• **Document page data**:
BEGIN

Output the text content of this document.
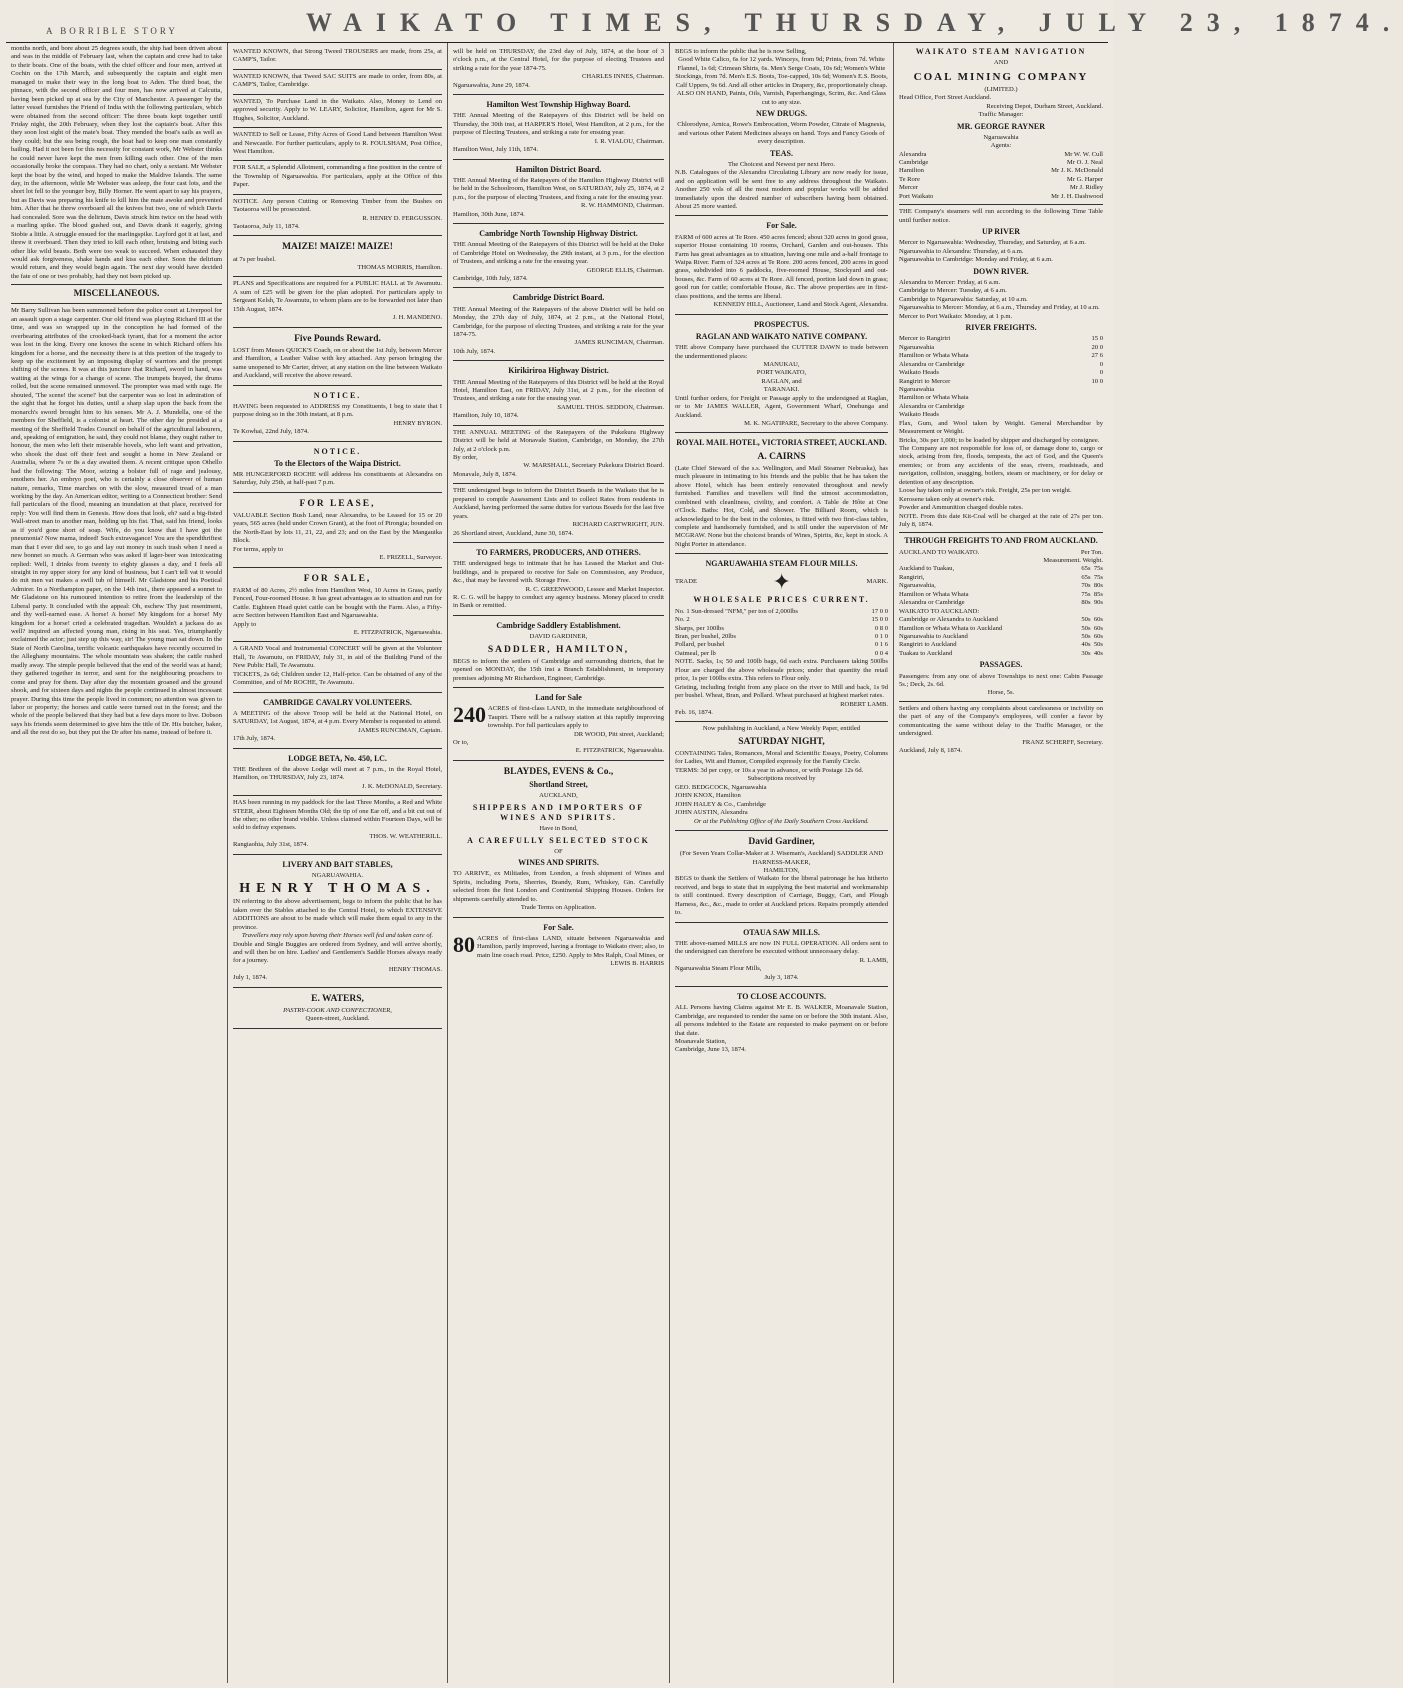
A BORRIBLE STORY	WAIKATO TIMES, THURSDAY, JULY 23, 1874.
months north, and bore about 25 degrees south, the ship had been driven about and was in the middle of February last, when the captain and crew had to take to their boats. One of the boats, with the chief officer and four men, arrived at Cochin on the 17th March, and subsequently the captain and eight men managed to make their way in the long boat to Aden. The third boat, the pinnace, with the second officer and four men, has now arrived at Calcutta, having been picked up at sea by the City of Manchester. A passenger by the latter vessel furnishes the Friend of India with the following particulars, which were obtained from the second officer: The three boats kept together until Friday night, the 20th February, when they lost the captain's boat. After this they soon lost sight of the mate's boat. They mended the boat's sails as well as they could; but the sea being rough, the boat had to keep one man constantly bailing. Had it not been for this necessity for constant work, Mr Webster thinks he could never have kept the men from killing each other. One of the men occasionally broke the compass. They had no chart, only a sextant. Mr Webster kept the boat by the wind, and hoped to make the Maldive Islands. The same day, in the afternoon, while Mr Webster was asleep, the four cast lots, and the short lot fell to the younger boy, Billy Horner. He went apart to say his prayers, but as Davis was preparing his knife to kill him the mate awoke and prevented him. After that he threw overboard all the knives but two, one of which Davis had concealed. Sore was the delirium, Davis struck him twice on the head with a marling spike. The blood gushed out, and Davis drank it eagerly, giving Stobie a little. A struggle ensued for the marlingspike. Layford got it at last, and threw it overboard. Then they tried to kill each other, bruising and biting each other like wild beasts. Both were too weak to succeed. When exhausted they would ask forgiveness, shake hands and kiss each other. Soon the delirium would return, and they would begin again. The next day would have decided the fate of one or two probably, had they not been picked up.
MISCELLANEOUS.
Mr Barry Sullivan has been summoned before the police court at Liverpool for an assault upon a stage carpenter. Our old friend was playing Richard III at the time, and was so wrapped up in the conception he had formed of the overbearing attributes of the crooked-back tyrant, that for a moment the actor was lost in the king. Every one knows the scene in which Richard offers his kingdom for a horse, and the necessity there is at this portion of the tragedy to keep up the excitement by an imposing display of warriors and the prompt shifting of the scenes. It was at this juncture that Richard, sword in hand, was waiting at the wings for a change of scene. The trumpets brayed, the drums rolled, but the scene remained unmoved. The prompter was mad with rage. He shouted, 'The scene! the scene!' but the carpenter was so lost in admiration of the sight that he forgot his duties, until a sharp slap upon the back from the monarch's sword brought him to his senses. Mr A. J. Mundella, one of the members for Sheffield, is a colonist at heart. The other day he presided at a meeting of the Sheffield Trades Council on behalf of the agricultural labourers, and, speaking of emigration, he said, they could not blame, they ought rather to honour, the men who left their miserable hovels, who left want and privation, who shook the dust off their feet and sought a home in New Zealand or Australia, where 7s or 8s a day awaited them. A recent critique upon Othello had the following: The Moor, seizing a bolster full of rage and jealousy, smothers her. An embryo poet, who is certainly a close observer of human nature, remarks, Time marches on with the slow, measured tread of a man working by the day. An American editor, writing to a Connecticut brother: Send full particulars of the flood, meaning an inundation at that place, received for reply: You will find them in Genesis. How does that look, eh? said a big-fisted Wall-street man to another man, holding up his fist. That, said his friend, looks as if you'd gone short of soap. Wife, do you know that I have got the pneumonia? Now mama, indeed! Such extravagance! You are the spendthriftest man that I ever did see, to go and lay out money in such trash when I need a new bonnet so much. A German who was asked if lager-beer was intoxicating replied: Well, I drinks from twenty to eighty glasses a day, and I feels all straight in my upper story for any kind of business, but I can't tell vat it would do mit men vat makes a swill tub of himself. Mr Gladstone and his Poetical Admirer. In a Northampton paper, on the 14th inst., there appeared a sonnet to Mr Gladstone on his rumoured intention to retire from the leadership of the Liberal party. It concluded with the appeal: Oh, eschew Thy just resentment, and thy well-earned ease. A horse! A horse! My kingdom for a horse! My kingdom for a horse! cried a celebrated tragedian. Wouldn't a jackass do as well? inquired an affected young man, rising in his seat. Yes, triumphantly exclaimed the actor; just step up this way, sir! The young man sat down. In the State of North Carolina, terrific volcanic earthquakes have recently occurred in the Alleghany mountains. The whole mountain was shaken; the cattle rushed madly away. The simple people believed that the end of the world was at hand; they gathered together in terror, and sent for the neighbouring preachers to come and pray for them. Day after day the mountain groaned and the ground shook, and for sixteen days and nights the people continued in almost incessant prayer. During this time the people lived in common; no attention was given to labor or property; the horses and cattle were turned out in the forest; and the whole of the people believed that they had but a few days more to live. Dobson says his friends seem determined to give him the title of Dr. His butcher, baker, and all the rest do so, but they put the Dr after his name, instead of before it.
WANTED KNOWN, that Strong Tweed TROUSERS are made, from 25s, at CAMP'S, Tailor.
WANTED KNOWN, that Tweed SAC SUITS are made to order, from 80s, at CAMP'S, Tailor, Cambridge.
WANTED, To Purchase Land in the Waikato. Also, Money to Lend on approved security. Apply to W. LEARY, Solicitor, Hamilton, agent for Mr S. Hughes, Solicitor, Auckland.
WANTED to Sell or Lease, Fifty Acres of Good Land between Hamilton West and Newcastle. For further particulars, apply to R. FOULSHAM, Post Office, West Hamilton.
FOR SALE, a Splendid Allotment, commanding a fine position in the centre of the Township of Ngaruawahia. For particulars, apply at the Office of this Paper.
NOTICE. Any person Cutting or Removing Timber from the Bushes on Taotaoroa will be prosecuted.
R. HENRY D. FERGUSSON.
Taotaoroa, July 11, 1874.
MAIZE! MAIZE! MAIZE!
at 7s per bushel.
THOMAS MORRIS, Hamilton.
PLANS and Specifications are required for a PUBLIC HALL at Te Awamutu. A sum of £25 will be given for the plan adopted. For particulars apply to Sergeant Kelsh, Te Awamutu, to whom plans are to be forwarded not later than 15th August, 1874.
J. H. MANDENO.
Five Pounds Reward.
LOST from Messrs QUICK'S Coach, on or about the 1st July, between Mercer and Hamilton, a Leather Valise with key attached. Any person bringing the same unopened to Mr Carter, driver, at any station on the line between Waikato and Auckland, will receive the above reward.
NOTICE.
HAVING been requested to ADDRESS my Constituents, I beg to state that I purpose doing so in the 30th instant, at 8 p.m.
HENRY BYRON.
Te Kowhai, 22nd July, 1874.
NOTICE.
To the Electors of the Waipa District.
MR HUNGERFORD ROCHE will address his constituents at Alexandra on Saturday, July 25th, at half-past 7 p.m.
FOR LEASE,
VALUABLE Section Bush Land, near Alexandra, to be Leased for 15 or 20 years, 565 acres (held under Crown Grant), at the foot of Pirongia; bounded on the North-East by lots 11, 21, 22, and 23; and on the East by the Mangauika Block.
For terms, apply to
E. FRIZELL, Surveyor.
FOR SALE,
FARM of 80 Acres, 2½ miles from Hamilton West, 10 Acres in Grass, partly Fenced, Four-roomed House. It has great advantages as to situation and run for Cattle. Eighteen Head quiet cattle can be bought with the Farm. Also, a Fifty-acre Section between Hamilton East and Ngaruawahia.
Apply to
E. FITZPATRICK, Ngaruawahia.
A GRAND Vocal and Instrumental CONCERT will be given at the Volunteer Hall, Te Awamutu, on FRIDAY, July 31, in aid of the Building Fund of the New Public Hall, Te Awamutu.
TICKETS, 2s 6d; Children under 12, Half-price. Can be obtained of any of the Committee, and of Mr ROCHE, Te Awamutu.
CAMBRIDGE CAVALRY VOLUNTEERS.
A MEETING of the above Troop will be held at the National Hotel, on SATURDAY, 1st August, 1874, at 4 p.m. Every Member is requested to attend.
JAMES RUNCIMAN, Captain.
17th July, 1874.
LODGE BETA, No. 450, I.C.
THE Brethren of the above Lodge will meet at 7 p.m., in the Royal Hotel, Hamilton, on THURSDAY, July 23, 1874.
J. K. McDONALD, Secretary.
HAS been running in my paddock for the last Three Months, a Red and White STEER, about Eighteen Months Old; the tip of one Ear off, and a bit cut out of the other; no other brand visible. Unless claimed within Fourteen Days, will be sold to defray expenses.
THOS. W. WEATHERILL.
Rangiaohia, July 31st, 1874.
LIVERY AND BAIT STABLES,
NGARUAWAHIA.
HENRY THOMAS.
IN referring to the above advertisement, begs to inform the public that he has taken over the Stables attached to the Central Hotel, to which EXTENSIVE ADDITIONS are about to be made which will make them equal to any in the province.
Travellers may rely upon having their Horses well fed and taken care of.
Double and Single Buggies are ordered from Sydney, and will arrive shortly, and will then be on hire. Ladies' and Gentlemen's Saddle Horses always ready for a journey.
HENRY THOMAS.
July 1, 1874.
E. WATERS,
PASTRY-COOK AND CONFECTIONER,
Queen-street, Auckland.
will be held on THURSDAY, the 23rd day of July, 1874, at the hour of 3 o'clock p.m., at the Central Hotel, for the purpose of electing Trustees and striking a rate for the year 1874-75.
CHARLES INNES, Chairman.
Ngaruawahia, June 29, 1874.
Hamilton West Township Highway Board.
THE Annual Meeting of the Ratepayers of this District will be held on Thursday, the 30th inst, at HARPER'S Hotel, West Hamilton, at 2 p.m., for the purpose of Electing Trustees, and striking a rate for ensuing year.
I. R. VIALOU, Chairman.
Hamilton West, July 11th, 1874.
Hamilton District Board.
THE Annual Meeting of the Ratepayers of the Hamilton Highway District will be held in the Schoolroom, Hamilton West, on SATURDAY, July 25, 1874, at 2 p.m., for the purpose of electing Trustees, and fixing a rate for the ensuing year.
R. W. HAMMOND, Chairman.
Hamilton, 30th June, 1874.
Cambridge North Township Highway District.
THE Annual Meeting of the Ratepayers of this District will be held at the Duke of Cambridge Hotel on Wednesday, the 29th instant, at 3 p.m., for the election of Trustees, and striking a rate for the ensuing year.
GEORGE ELLIS, Chairman.
Cambridge, 10th July, 1874.
Cambridge District Board.
THE Annual Meeting of the Ratepayers of the above District will be held on Monday, the 27th day of July, 1874, at 2 p.m., at the National Hotel, Cambridge, for the purpose of electing Trustees, and striking a rate for the year 1874-75.
JAMES RUNCIMAN, Chairman.
10th July, 1874.
Kirikiriroa Highway District.
THE Annual Meeting of the Ratepayers of this District will be held at the Royal Hotel, Hamilton East, on FRIDAY, July 31st, at 2 p.m., for the election of Trustees, and striking a rate for the ensuing year.
SAMUEL THOS. SEDDON, Chairman.
Hamilton, July 10, 1874.
THE ANNUAL MEETING of the Ratepayers of the Pukekura Highway District will be held at Monavale Station, Cambridge, on Monday, the 27th July, at 2 o'clock p.m.
By order,
W. MARSHALL, Secretary Pukekura District Board.
Monavale, July 8, 1874.
THE undersigned begs to inform the District Boards in the Waikato that he is prepared to compile Assessment Lists and to collect Rates from residents in Auckland, having performed the same duties for various Boards for the last five years.
RICHARD CARTWRIGHT, JUN.
26 Shortland street, Auckland, June 30, 1874.
TO FARMERS, PRODUCERS, AND OTHERS.
THE undersigned begs to intimate that he has Leased the Market and Out-buildings, and is prepared to receive for Sale on Commission, any Produce, &c., that may be favored with. Storage Free.
R. C. GREENWOOD, Lessee and Market Inspector.
R. C. G. will be happy to conduct any agency business. Money placed to credit in Bank or remitted.
Cambridge Saddlery Establishment.
DAVID GARDINER,
SADDLER, HAMILTON,
BEGS to inform the settlers of Cambridge and surrounding districts, that he opened on MONDAY, the 15th inst a Branch Establishment, in temporary premises adjoining Mr Richardson, Engineer, Cambridge.
Land for Sale
240 ACRES of first-class LAND, in the immediate neighbourhood of Taupiri. There will be a railway station at this rapidly improving township. For full particulars apply to
DR WOOD, Pitt street, Auckland;
Or to,
E. FITZPATRICK, Ngaruawahia.
BLAYDES, EVENS & Co.,
Shortland Street,
AUCKLAND,
SHIPPERS AND IMPORTERS OF WINES AND SPIRITS.
Have in Bond,
A CAREFULLY SELECTED STOCK
OF
WINES AND SPIRITS.
TO ARRIVE, ex Miltiades, from London, a fresh shipment of Wines and Spirits, including Ports, Sherries, Brandy, Rum, Whiskey, Gin. Carefully selected from the first London and Continental Shipping Houses. Orders for shipments carefully attended to.
Trade Terms on Application.
For Sale.
80 ACRES of first-class LAND, situate between Ngaruawahia and Hamilton, partly improved, having a frontage to Waikato river; also, to main line coach road. Price, £250. Apply to Mrs Ralph, Coal Mines, or
LEWIS B. HARRIS
BEGS to inform the public that he is now Selling,
Good White Calico, 6s for 12 yards. Winceys, from 9d; Prints, from 7d. White Flannel, 1s 6d; Crimean Shirts, 6s. Men's Serge Coats, 10s 6d; Women's White Stockings, from 7d. Men's E.S. Boots, Toe-capped, 10s 6d; Women's E.S. Boots, Calf Uppers, 9s 6d. And all other articles in Drapery, &c, proportionately cheap.
ALSO ON HAND, Paints, Oils, Varnish, Paperhangings, Scrim, &c. And Glass cut to any size.
NEW DRUGS.
Chlorodyne, Arnica, Rowe's Embrocation, Worm Powder, Citrate of Magnesia, and various other Patent Medicines always on hand. Toys and Fancy Goods of every description.
TEAS.
The Choicest and Newest per next Hero.
N.B. Catalogues of the Alexandra Circulating Library are now ready for issue, and on application will be sent free to any address throughout the Waikato. Another 250 vols of all the most modern and popular works will be added immediately upon the desired number of subscribers having been obtained. About 25 more wanted.
For Sale.
FARM of 600 acres at Te Rore. 450 acres fenced; about 320 acres in good grass, superior House containing 10 rooms, Orchard, Garden and out-houses. This Farm has great advantages as to situation, having one mile and a-half frontage to Waipa River. Farm of 324 acres at Te Rore. 200 acres fenced, 200 acres in good grass, subdivided into 6 paddocks, five-roomed House, Stockyard and out-houses, &c. Farm of 60 acres at Te Rore. All fenced, portion laid down in grass; good run for cattle; comfortable House, &c. The above properties are in first-class positions, and the terms are liberal.
KENNEDY HILL, Auctioneer, Land and Stock Agent, Alexandra.
PROSPECTUS.
RAGLAN AND WAIKATO NATIVE COMPANY.
THE above Company have purchased the CUTTER DAWN to trade between the undermentioned places:
MANUKAU,
PORT WAIKATO,
RAGLAN, and
TARANAKI.
Until further orders, for Freight or Passage apply to the undersigned at Raglan, or to Mr JAMES WALLER, Agent, Government Wharf, Onehunga and Auckland.
M. K. NGATIPARE, Secretary to the above Company.
ROYAL MAIL HOTEL, VICTORIA STREET, AUCKLAND.
A. CAIRNS
(Late Chief Steward of the s.s. Wellington, and Mail Steamer Nebraska), has much pleasure in intimating to his friends and the public that he has taken the above Hotel, which has been entirely renovated throughout and newly furnished. Families and travellers will find the utmost accommodation, combined with cleanliness, civility, and comfort. A Table de Hôte at One o'Clock. Baths: Hot, Cold, and Shower. The Billiard Room, which is acknowledged to be the best in the colonies, is fitted with two first-class tables, complete and handsomely furnished, and is still under the supervision of Mr MCGRAW. None but the choicest brands of Wines, Spirits, &c, kept in stock. A Night Porter in attendance.
NGARUAWAHIA STEAM FLOUR MILLS.
TRADE	✦	MARK.
WHOLESALE PRICES CURRENT.
No. 1 Sun-dressed "NFM," per ton of 2,000lbs	17 0 0
No. 2	15 0 0
Sharps, per 100lbs	0 8 0
Bran, per bushel, 20lbs	0 1 0
Pollard, per bushel	0 1 6
Oatmeal, per lb	0 0 4
NOTE. Sacks, 1s; 50 and 100lb bags, 6d each extra. Purchasers taking 500lbs Flour are charged the above wholesale prices; under that quantity the retail price, 1s per 100lbs extra. This refers to Flour only.
Gristing, including freight from any place on the river to Mill and back, 1s 9d per bushel. Wheat, Bran, and Pollard. Wheat purchased at highest market rates.
ROBERT LAMB.
Feb. 16, 1874.
Now publishing in Auckland, a New Weekly Paper, entitled
SATURDAY NIGHT,
CONTAINING Tales, Romances, Moral and Scientific Essays, Poetry, Columns for Ladies, Wit and Humor, Compiled expressly for the Family Circle.
TERMS: 3d per copy, or 10s a year in advance, or with Postage 12s 6d.
Subscriptions received by
GEO. BEDGCOCK, Ngaruawahia
JOHN KNOX, Hamilton
JOHN HALEY & Co., Cambridge
JOHN AUSTIN, Alexandra
Or at the Publishing Office of the Daily Southern Cross Auckland.
David Gardiner,
(For Seven Years Collar-Maker at J. Wiseman's, Auckland) SADDLER AND HARNESS-MAKER,
HAMILTON,
BEGS to thank the Settlers of Waikato for the liberal patronage he has hitherto received, and begs to state that in supplying the best material and workmanship is still continued. Every description of Carriage, Buggy, Cart, and Plough Harness, &c., &c., made to order at Auckland prices. Repairs promptly attended to.
OTAUA SAW MILLS.
THE above-named MILLS are now IN FULL OPERATION. All orders sent to the undersigned can therefore be executed without unnecessary delay.
R. LAMB,
Ngaruawahia Steam Flour Mills,
July 3, 1874.
TO CLOSE ACCOUNTS.
ALL Persons having Claims against Mr E. B. WALKER, Moanavale Station, Cambridge, are requested to render the same on or before the 30th instant. Also, all persons indebted to the Estate are requested to make payment on or before that date.
Moanavale Station,
Cambridge, June 13, 1874.
WAIKATO STEAM NAVIGATION
AND
COAL MINING COMPANY
(LIMITED.)
Head Office, Fort Street Auckland.
Receiving Depot, Durham Street, Auckland.
Traffic Manager:
MR. GEORGE RAYNER
Ngaruawahia
Agents:
Alexandra	Mr W. W. Cull
Cambridge	Mr O. J. Neal
Hamilton	Mr J. K. McDonald
Te Rore	Mr G. Harper
Mercer	Mr J. Ridley
Port Waikato	Mr J. H. Dashwood
THE Company's steamers will run according to the following Time Table until further notice.
UP RIVER
Mercer to Ngaruawahia: Wednesday, Thursday, and Saturday, at 6 a.m.
Ngaruawahia to Alexandra: Thursday, at 6 a.m.
Ngaruawahia to Cambridge: Monday and Friday, at 6 a.m.
DOWN RIVER.
Alexandra to Mercer: Friday, at 6 a.m.
Cambridge to Mercer: Tuesday, at 6 a.m.
Cambridge to Ngaruawahia: Saturday, at 10 a.m.
Ngaruawahia to Mercer: Monday, at 6 a.m., Thursday and Friday, at 10 a.m.
Mercer to Port Waikato: Monday, at 1 p.m.
RIVER FREIGHTS.
Mercer to Rangiriri	15 0
Ngaruawahia	20 0
Hamilton or Whata Whata	27 6
Alexandra or Cambridge	0
Waikato Heads	0
Rangiriri to Mercer	10 0
Ngaruawahia
Hamilton or Whata Whata
Alexandra or Cambridge
Waikato Heads
Flax, Gum, and Wool taken by Weight. General Merchandise by Measurement or Weight.
Bricks, 30s per 1,000; to be loaded by shipper and discharged by consignee.
The Company are not responsible for loss of, or damage done to, cargo or stock, arising from fire, floods, tempests, the act of God, and the Queen's enemies; or from any accidents of the seas, rivers, roadsteads, and navigation, collision, snagging, boilers, steam or machinery, or for delay or detention of any description.
Loose hay taken only at owner's risk. Freight, 25s per ton weight.
Kerosene taken only at owner's risk.
Powder and Ammunition charged double rates.
NOTE. From this date Kit-Coal will be charged at the rate of 27s per ton. July 8, 1874.
THROUGH FREIGHTS TO AND FROM AUCKLAND.
AUCKLAND TO WAIKATO.	Per Ton.
Measurement. Weight.
Auckland to Tuakau,	65s 75s
Rangiriri,	65s 75s
Ngaruawahia,	70s 80s
Hamilton or Whata Whata	75s 85s
Alexandra or Cambridge	80s 90s
WAIKATO TO AUCKLAND:
Cambridge or Alexandra to Auckland	50s 60s
Hamilton or Whata Whata to Auckland	50s 60s
Ngaruawahia to Auckland	50s 60s
Rangiriri to Auckland	40s 50s
Tuakau to Auckland	30s 40s
PASSAGES.
Passengers: from any one of above Townships to next one: Cabin Passage 5s.; Deck, 2s. 6d.
Horse, 5s.
Settlers and others having any complaints about carelessness or incivility on the part of any of the Company's employees, will confer a favor by communicating the same without delay to the Traffic Manager, or the undersigned.
FRANZ SCHERFF, Secretary.
Auckland, July 8, 1874.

END

• **Task to complete**: Only one number is needed: please count the lines of the entries above in which the string "Manager" occurs.

• **Response to this task**: 2